Data listing

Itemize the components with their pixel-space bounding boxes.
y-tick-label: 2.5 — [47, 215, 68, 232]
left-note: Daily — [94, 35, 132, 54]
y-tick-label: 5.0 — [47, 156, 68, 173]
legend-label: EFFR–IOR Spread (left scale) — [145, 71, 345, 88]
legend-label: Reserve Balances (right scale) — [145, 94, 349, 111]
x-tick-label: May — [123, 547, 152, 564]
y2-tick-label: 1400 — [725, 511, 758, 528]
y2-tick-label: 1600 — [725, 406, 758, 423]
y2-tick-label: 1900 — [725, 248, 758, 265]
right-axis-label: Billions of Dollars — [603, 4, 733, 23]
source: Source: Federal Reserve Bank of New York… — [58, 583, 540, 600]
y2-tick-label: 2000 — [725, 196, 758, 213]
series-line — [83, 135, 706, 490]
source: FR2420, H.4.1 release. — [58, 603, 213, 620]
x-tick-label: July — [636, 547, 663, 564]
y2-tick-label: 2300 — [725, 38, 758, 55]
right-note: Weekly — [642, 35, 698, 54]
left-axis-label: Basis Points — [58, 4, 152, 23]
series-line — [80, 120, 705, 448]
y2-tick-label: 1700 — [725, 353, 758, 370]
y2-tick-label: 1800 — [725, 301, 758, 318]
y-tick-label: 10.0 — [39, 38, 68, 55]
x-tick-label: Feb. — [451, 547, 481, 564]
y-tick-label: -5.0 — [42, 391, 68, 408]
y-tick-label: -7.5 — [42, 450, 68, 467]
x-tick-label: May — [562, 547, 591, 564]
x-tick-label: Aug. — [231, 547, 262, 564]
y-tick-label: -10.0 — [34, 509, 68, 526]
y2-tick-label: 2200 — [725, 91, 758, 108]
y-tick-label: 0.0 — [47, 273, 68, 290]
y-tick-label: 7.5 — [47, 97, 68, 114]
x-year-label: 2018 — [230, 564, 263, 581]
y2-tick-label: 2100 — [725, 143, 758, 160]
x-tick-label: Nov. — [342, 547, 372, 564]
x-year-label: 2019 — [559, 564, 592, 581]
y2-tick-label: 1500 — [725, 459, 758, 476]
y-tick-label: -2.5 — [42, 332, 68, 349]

# What you should do:
Copy every row of the data listing above line for line, without changing anything.

# Answer to the task:
Itemize the components with their pixel-space bounding boxes.
y-tick-label: 2.5 — [47, 215, 68, 232]
left-note: Daily — [94, 35, 132, 54]
y-tick-label: 5.0 — [47, 156, 68, 173]
legend-label: EFFR–IOR Spread (left scale) — [145, 71, 345, 88]
legend-label: Reserve Balances (right scale) — [145, 94, 349, 111]
x-tick-label: May — [123, 547, 152, 564]
y2-tick-label: 1400 — [725, 511, 758, 528]
y2-tick-label: 1600 — [725, 406, 758, 423]
y2-tick-label: 1900 — [725, 248, 758, 265]
right-axis-label: Billions of Dollars — [603, 4, 733, 23]
source: Source: Federal Reserve Bank of New York… — [58, 583, 540, 600]
y2-tick-label: 2000 — [725, 196, 758, 213]
series-line — [83, 135, 706, 490]
source: FR2420, H.4.1 release. — [58, 603, 213, 620]
x-tick-label: July — [636, 547, 663, 564]
y2-tick-label: 2300 — [725, 38, 758, 55]
right-note: Weekly — [642, 35, 698, 54]
left-axis-label: Basis Points — [58, 4, 152, 23]
series-line — [80, 120, 705, 448]
y2-tick-label: 1700 — [725, 353, 758, 370]
y2-tick-label: 1800 — [725, 301, 758, 318]
y-tick-label: 10.0 — [39, 38, 68, 55]
x-tick-label: Feb. — [451, 547, 481, 564]
y-tick-label: -5.0 — [42, 391, 68, 408]
y-tick-label: -7.5 — [42, 450, 68, 467]
x-tick-label: May — [562, 547, 591, 564]
x-tick-label: Aug. — [231, 547, 262, 564]
y-tick-label: -10.0 — [34, 509, 68, 526]
y2-tick-label: 2200 — [725, 91, 758, 108]
y-tick-label: 0.0 — [47, 273, 68, 290]
y-tick-label: 7.5 — [47, 97, 68, 114]
x-year-label: 2018 — [230, 564, 263, 581]
y2-tick-label: 2100 — [725, 143, 758, 160]
x-tick-label: Nov. — [342, 547, 372, 564]
x-year-label: 2019 — [559, 564, 592, 581]
y2-tick-label: 1500 — [725, 459, 758, 476]
y-tick-label: -2.5 — [42, 332, 68, 349]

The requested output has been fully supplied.